■ Extracted records ■
<<<<
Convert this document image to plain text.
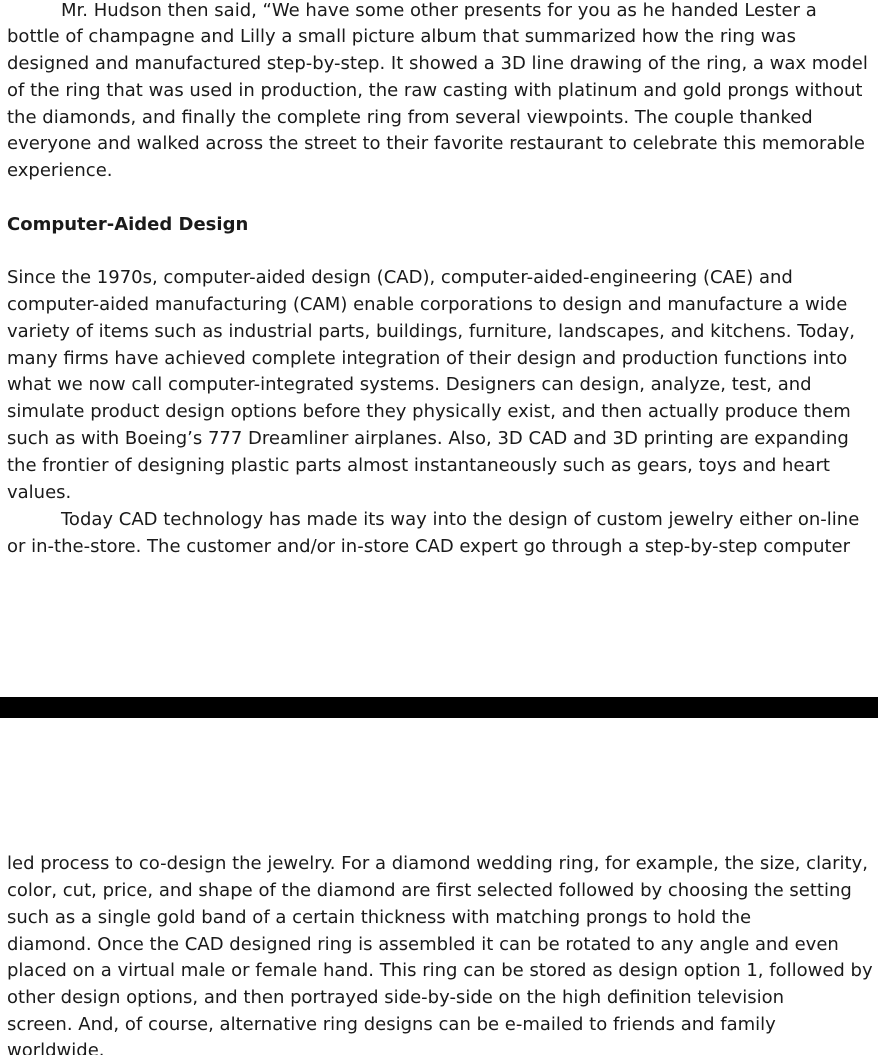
   Mr. Hudson then said, “We have some other presents for you as he handed Lester a
bottle of champagne and Lilly a small picture album that summarized how the ring was
designed and manufactured step-by-step. It showed a 3D line drawing of the ring, a wax model
of the ring that was used in production, the raw casting with platinum and gold prongs without
the diamonds, and finally the complete ring from several viewpoints. The couple thanked
everyone and walked across the street to their favorite restaurant to celebrate this memorable
experience.
Computer-Aided Design
Since the 1970s, computer-aided design (CAD), computer-aided-engineering (CAE) and
computer-aided manufacturing (CAM) enable corporations to design and manufacture a wide
variety of items such as industrial parts, buildings, furniture, landscapes, and kitchens. Today,
many firms have achieved complete integration of their design and production functions into
what we now call computer-integrated systems. Designers can design, analyze, test, and
simulate product design options before they physically exist, and then actually produce them
such as with Boeing’s 777 Dreamliner airplanes. Also, 3D CAD and 3D printing are expanding
the frontier of designing plastic parts almost instantaneously such as gears, toys and heart
values.
   Today CAD technology has made its way into the design of custom jewelry either on-line
or in-the-store. The customer and/or in-store CAD expert go through a step-by-step computer
led process to co-design the jewelry. For a diamond wedding ring, for example, the size, clarity,
color, cut, price, and shape of the diamond are first selected followed by choosing the setting
such as a single gold band of a certain thickness with matching prongs to hold the
diamond. Once the CAD designed ring is assembled it can be rotated to any angle and even
placed on a virtual male or female hand. This ring can be stored as design option 1, followed by
other design options, and then portrayed side-by-side on the high definition television
screen. And, of course, alternative ring designs can be e-mailed to friends and family
worldwide.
>>>>
■ Job ■
Output all the records, word for word, with no pictures in the copy.

■ Answer to the task ■
Convert this document image to plain text.
   Mr. Hudson then said, “We have some other presents for you as he handed Lester a
bottle of champagne and Lilly a small picture album that summarized how the ring was
designed and manufactured step-by-step. It showed a 3D line drawing of the ring, a wax model
of the ring that was used in production, the raw casting with platinum and gold prongs without
the diamonds, and finally the complete ring from several viewpoints. The couple thanked
everyone and walked across the street to their favorite restaurant to celebrate this memorable
experience.
Computer-Aided Design
Since the 1970s, computer-aided design (CAD), computer-aided-engineering (CAE) and
computer-aided manufacturing (CAM) enable corporations to design and manufacture a wide
variety of items such as industrial parts, buildings, furniture, landscapes, and kitchens. Today,
many firms have achieved complete integration of their design and production functions into
what we now call computer-integrated systems. Designers can design, analyze, test, and
simulate product design options before they physically exist, and then actually produce them
such as with Boeing’s 777 Dreamliner airplanes. Also, 3D CAD and 3D printing are expanding
the frontier of designing plastic parts almost instantaneously such as gears, toys and heart
values.
   Today CAD technology has made its way into the design of custom jewelry either on-line
or in-the-store. The customer and/or in-store CAD expert go through a step-by-step computer
led process to co-design the jewelry. For a diamond wedding ring, for example, the size, clarity,
color, cut, price, and shape of the diamond are first selected followed by choosing the setting
such as a single gold band of a certain thickness with matching prongs to hold the
diamond. Once the CAD designed ring is assembled it can be rotated to any angle and even
placed on a virtual male or female hand. This ring can be stored as design option 1, followed by
other design options, and then portrayed side-by-side on the high definition television
screen. And, of course, alternative ring designs can be e-mailed to friends and family
worldwide.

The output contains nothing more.